> **Excerpted data**
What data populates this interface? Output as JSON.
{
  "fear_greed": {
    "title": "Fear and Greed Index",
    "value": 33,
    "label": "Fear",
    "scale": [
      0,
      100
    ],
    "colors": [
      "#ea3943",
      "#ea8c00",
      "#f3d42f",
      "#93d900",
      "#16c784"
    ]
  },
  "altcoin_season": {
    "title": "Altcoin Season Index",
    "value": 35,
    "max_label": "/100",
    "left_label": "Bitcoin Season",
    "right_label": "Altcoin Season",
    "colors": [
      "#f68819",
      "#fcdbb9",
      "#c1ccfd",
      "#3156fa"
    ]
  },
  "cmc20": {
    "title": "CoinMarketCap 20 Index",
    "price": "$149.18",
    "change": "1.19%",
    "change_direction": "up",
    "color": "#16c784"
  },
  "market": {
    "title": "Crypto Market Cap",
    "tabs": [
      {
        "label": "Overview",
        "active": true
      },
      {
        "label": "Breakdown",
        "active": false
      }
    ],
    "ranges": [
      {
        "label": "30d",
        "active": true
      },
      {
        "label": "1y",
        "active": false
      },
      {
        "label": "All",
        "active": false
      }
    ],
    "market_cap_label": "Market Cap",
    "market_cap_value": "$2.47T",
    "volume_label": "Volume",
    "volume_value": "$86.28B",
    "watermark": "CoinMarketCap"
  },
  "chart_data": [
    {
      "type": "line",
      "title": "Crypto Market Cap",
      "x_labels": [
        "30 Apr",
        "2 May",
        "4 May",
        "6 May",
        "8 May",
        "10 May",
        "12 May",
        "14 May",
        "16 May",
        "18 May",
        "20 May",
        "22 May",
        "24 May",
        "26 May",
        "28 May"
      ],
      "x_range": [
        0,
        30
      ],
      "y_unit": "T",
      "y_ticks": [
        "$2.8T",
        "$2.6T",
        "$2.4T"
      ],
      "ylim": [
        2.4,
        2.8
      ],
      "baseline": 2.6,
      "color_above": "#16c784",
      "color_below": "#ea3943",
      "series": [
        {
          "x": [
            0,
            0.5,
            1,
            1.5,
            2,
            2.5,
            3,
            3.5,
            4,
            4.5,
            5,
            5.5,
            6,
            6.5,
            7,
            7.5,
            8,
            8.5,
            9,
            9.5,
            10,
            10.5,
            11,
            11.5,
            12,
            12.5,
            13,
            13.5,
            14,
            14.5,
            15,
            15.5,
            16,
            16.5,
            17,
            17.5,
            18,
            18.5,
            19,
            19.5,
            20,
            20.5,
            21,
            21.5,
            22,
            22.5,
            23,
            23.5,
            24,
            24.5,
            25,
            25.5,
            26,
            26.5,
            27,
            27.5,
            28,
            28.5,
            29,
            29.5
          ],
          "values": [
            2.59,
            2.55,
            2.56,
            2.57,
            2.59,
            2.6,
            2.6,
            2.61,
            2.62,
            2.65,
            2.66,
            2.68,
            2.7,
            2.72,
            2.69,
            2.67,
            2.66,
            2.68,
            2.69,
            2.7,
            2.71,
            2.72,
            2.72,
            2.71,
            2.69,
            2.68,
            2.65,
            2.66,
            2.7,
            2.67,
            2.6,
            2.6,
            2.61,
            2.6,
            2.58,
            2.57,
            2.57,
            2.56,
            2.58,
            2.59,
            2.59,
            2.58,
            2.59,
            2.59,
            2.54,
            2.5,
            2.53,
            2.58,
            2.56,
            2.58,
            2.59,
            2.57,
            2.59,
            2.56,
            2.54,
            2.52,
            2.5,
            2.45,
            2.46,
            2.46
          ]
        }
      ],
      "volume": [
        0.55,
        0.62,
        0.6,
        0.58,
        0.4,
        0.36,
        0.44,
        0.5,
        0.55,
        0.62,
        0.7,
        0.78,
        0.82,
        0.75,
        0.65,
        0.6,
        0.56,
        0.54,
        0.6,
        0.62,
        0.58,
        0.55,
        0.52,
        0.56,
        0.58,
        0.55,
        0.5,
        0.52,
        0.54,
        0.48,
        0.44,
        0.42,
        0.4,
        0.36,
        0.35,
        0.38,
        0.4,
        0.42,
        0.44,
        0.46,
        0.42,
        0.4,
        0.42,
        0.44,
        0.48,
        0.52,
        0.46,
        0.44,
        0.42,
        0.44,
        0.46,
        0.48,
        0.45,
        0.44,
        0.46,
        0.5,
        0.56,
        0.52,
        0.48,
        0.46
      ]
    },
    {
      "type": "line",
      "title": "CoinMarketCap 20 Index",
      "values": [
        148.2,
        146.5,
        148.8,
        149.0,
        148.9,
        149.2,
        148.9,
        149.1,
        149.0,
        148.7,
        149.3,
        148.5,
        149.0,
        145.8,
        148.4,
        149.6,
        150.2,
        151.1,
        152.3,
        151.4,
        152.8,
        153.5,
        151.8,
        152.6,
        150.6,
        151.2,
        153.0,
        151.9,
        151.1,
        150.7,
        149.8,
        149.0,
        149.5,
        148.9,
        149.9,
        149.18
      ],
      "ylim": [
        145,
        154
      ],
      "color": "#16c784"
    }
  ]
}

> **To be done**
Using the records above, find and show each line with the string "title".

> **Output of the exercise**
    "title": "Fear and Greed Index",
    "title": "Altcoin Season Index",
    "title": "CoinMarketCap 20 Index",
    "title": "Crypto Market Cap",
      "title": "Crypto Market Cap",
      "title": "CoinMarketCap 20 Index",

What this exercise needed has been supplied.